#### TO BE DONE:
Reproduce the data exactly and drop any pictures it holds.

-- DATA PROVIDED start --

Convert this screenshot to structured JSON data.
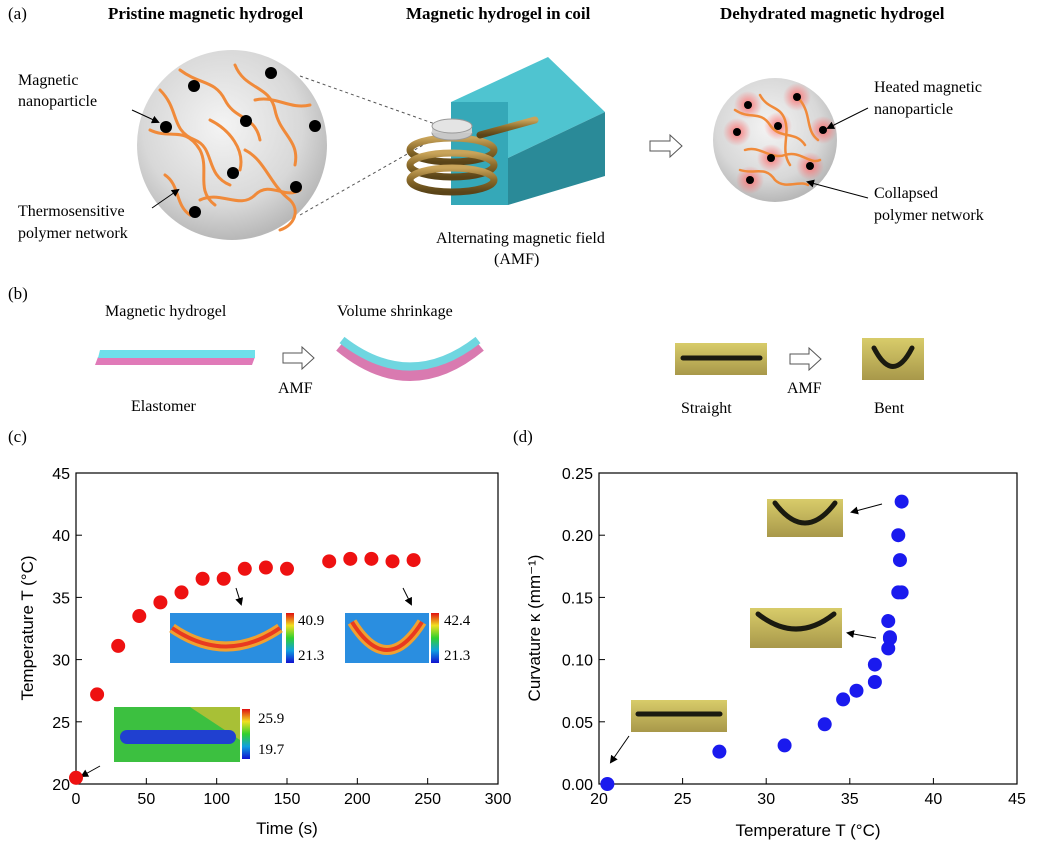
{
  "panel_a": {
    "label": "(a)",
    "titles": [
      "Pristine magnetic hydrogel",
      "Magnetic hydrogel  in coil",
      "Dehydrated magnetic hydrogel"
    ],
    "left_labels": [
      "Magnetic",
      "nanoparticle",
      "Thermosensitive",
      "polymer network"
    ],
    "coil_labels": [
      "Alternating magnetic field",
      "(AMF)"
    ],
    "right_labels": [
      "Heated magnetic",
      "nanoparticle",
      "Collapsed",
      "polymer network"
    ]
  },
  "panel_b": {
    "label": "(b)",
    "hydrogel_label": "Magnetic hydrogel",
    "shrink_label": "Volume shrinkage",
    "elastomer_label": "Elastomer",
    "amf_label_1": "AMF",
    "straight_label": "Straight",
    "amf_label_2": "AMF",
    "bent_label": "Bent"
  },
  "panel_c_label": "(c)",
  "panel_d_label": "(d)",
  "colors": {
    "red_dot": "#ee1111",
    "blue_dot": "#1a1aee",
    "coil": "#9a7a3a",
    "block": "#2fa3b2",
    "fiber": "#f08a3a",
    "hydrogel_layer": "#6fd6e0",
    "elastomer_layer": "#d97ab0",
    "photo_bg": "#c8b64a"
  },
  "chart_data": [
    {
      "type": "scatter",
      "xlabel": "Time (s)",
      "ylabel": "Temperature T (°C)",
      "xlim": [
        0,
        300
      ],
      "ylim": [
        20,
        45
      ],
      "xticks": [
        "0",
        "50",
        "100",
        "150",
        "200",
        "250",
        "300"
      ],
      "yticks": [
        "20",
        "25",
        "30",
        "35",
        "40",
        "45"
      ],
      "x": [
        0,
        15,
        30,
        45,
        60,
        75,
        90,
        105,
        120,
        135,
        150,
        180,
        195,
        210,
        225,
        240
      ],
      "y": [
        20.5,
        27.2,
        31.1,
        33.5,
        34.6,
        35.4,
        36.5,
        36.5,
        37.3,
        37.4,
        37.3,
        37.9,
        38.1,
        38.1,
        37.9,
        38.0
      ],
      "insets": [
        {
          "max": "25.9",
          "min": "19.7"
        },
        {
          "max": "40.9",
          "min": "21.3"
        },
        {
          "max": "42.4",
          "min": "21.3"
        }
      ]
    },
    {
      "type": "scatter",
      "xlabel": "Temperature T (°C)",
      "ylabel": "Curvature κ (mm⁻¹)",
      "xlim": [
        20,
        45
      ],
      "ylim": [
        0,
        0.25
      ],
      "xticks": [
        "20",
        "25",
        "30",
        "35",
        "40",
        "45"
      ],
      "yticks": [
        "0.00",
        "0.05",
        "0.10",
        "0.15",
        "0.20",
        "0.25"
      ],
      "x": [
        20.5,
        27.2,
        31.1,
        33.5,
        34.6,
        35.4,
        36.5,
        36.5,
        37.3,
        37.4,
        37.3,
        37.4,
        37.9,
        38.1,
        38.0,
        37.9,
        38.1
      ],
      "y": [
        0.0,
        0.026,
        0.031,
        0.048,
        0.068,
        0.075,
        0.082,
        0.096,
        0.109,
        0.117,
        0.131,
        0.118,
        0.154,
        0.154,
        0.18,
        0.2,
        0.227
      ]
    }
  ]
}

-- DATA PROVIDED end --

#### RESPONSE FOR THIS EXERCISE:
Convert this screenshot to structured JSON data.
{
  "panel_a": {
    "label": "(a)",
    "titles": [
      "Pristine magnetic hydrogel",
      "Magnetic hydrogel  in coil",
      "Dehydrated magnetic hydrogel"
    ],
    "left_labels": [
      "Magnetic",
      "nanoparticle",
      "Thermosensitive",
      "polymer network"
    ],
    "coil_labels": [
      "Alternating magnetic field",
      "(AMF)"
    ],
    "right_labels": [
      "Heated magnetic",
      "nanoparticle",
      "Collapsed",
      "polymer network"
    ]
  },
  "panel_b": {
    "label": "(b)",
    "hydrogel_label": "Magnetic hydrogel",
    "shrink_label": "Volume shrinkage",
    "elastomer_label": "Elastomer",
    "amf_label_1": "AMF",
    "straight_label": "Straight",
    "amf_label_2": "AMF",
    "bent_label": "Bent"
  },
  "panel_c_label": "(c)",
  "panel_d_label": "(d)",
  "colors": {
    "red_dot": "#ee1111",
    "blue_dot": "#1a1aee",
    "coil": "#9a7a3a",
    "block": "#2fa3b2",
    "fiber": "#f08a3a",
    "hydrogel_layer": "#6fd6e0",
    "elastomer_layer": "#d97ab0",
    "photo_bg": "#c8b64a"
  },
  "chart_data": [
    {
      "type": "scatter",
      "xlabel": "Time (s)",
      "ylabel": "Temperature T (°C)",
      "xlim": [
        0,
        300
      ],
      "ylim": [
        20,
        45
      ],
      "xticks": [
        "0",
        "50",
        "100",
        "150",
        "200",
        "250",
        "300"
      ],
      "yticks": [
        "20",
        "25",
        "30",
        "35",
        "40",
        "45"
      ],
      "x": [
        0,
        15,
        30,
        45,
        60,
        75,
        90,
        105,
        120,
        135,
        150,
        180,
        195,
        210,
        225,
        240
      ],
      "y": [
        20.5,
        27.2,
        31.1,
        33.5,
        34.6,
        35.4,
        36.5,
        36.5,
        37.3,
        37.4,
        37.3,
        37.9,
        38.1,
        38.1,
        37.9,
        38.0
      ],
      "insets": [
        {
          "max": "25.9",
          "min": "19.7"
        },
        {
          "max": "40.9",
          "min": "21.3"
        },
        {
          "max": "42.4",
          "min": "21.3"
        }
      ]
    },
    {
      "type": "scatter",
      "xlabel": "Temperature T (°C)",
      "ylabel": "Curvature κ (mm⁻¹)",
      "xlim": [
        20,
        45
      ],
      "ylim": [
        0,
        0.25
      ],
      "xticks": [
        "20",
        "25",
        "30",
        "35",
        "40",
        "45"
      ],
      "yticks": [
        "0.00",
        "0.05",
        "0.10",
        "0.15",
        "0.20",
        "0.25"
      ],
      "x": [
        20.5,
        27.2,
        31.1,
        33.5,
        34.6,
        35.4,
        36.5,
        36.5,
        37.3,
        37.4,
        37.3,
        37.4,
        37.9,
        38.1,
        38.0,
        37.9,
        38.1
      ],
      "y": [
        0.0,
        0.026,
        0.031,
        0.048,
        0.068,
        0.075,
        0.082,
        0.096,
        0.109,
        0.117,
        0.131,
        0.118,
        0.154,
        0.154,
        0.18,
        0.2,
        0.227
      ]
    }
  ]
}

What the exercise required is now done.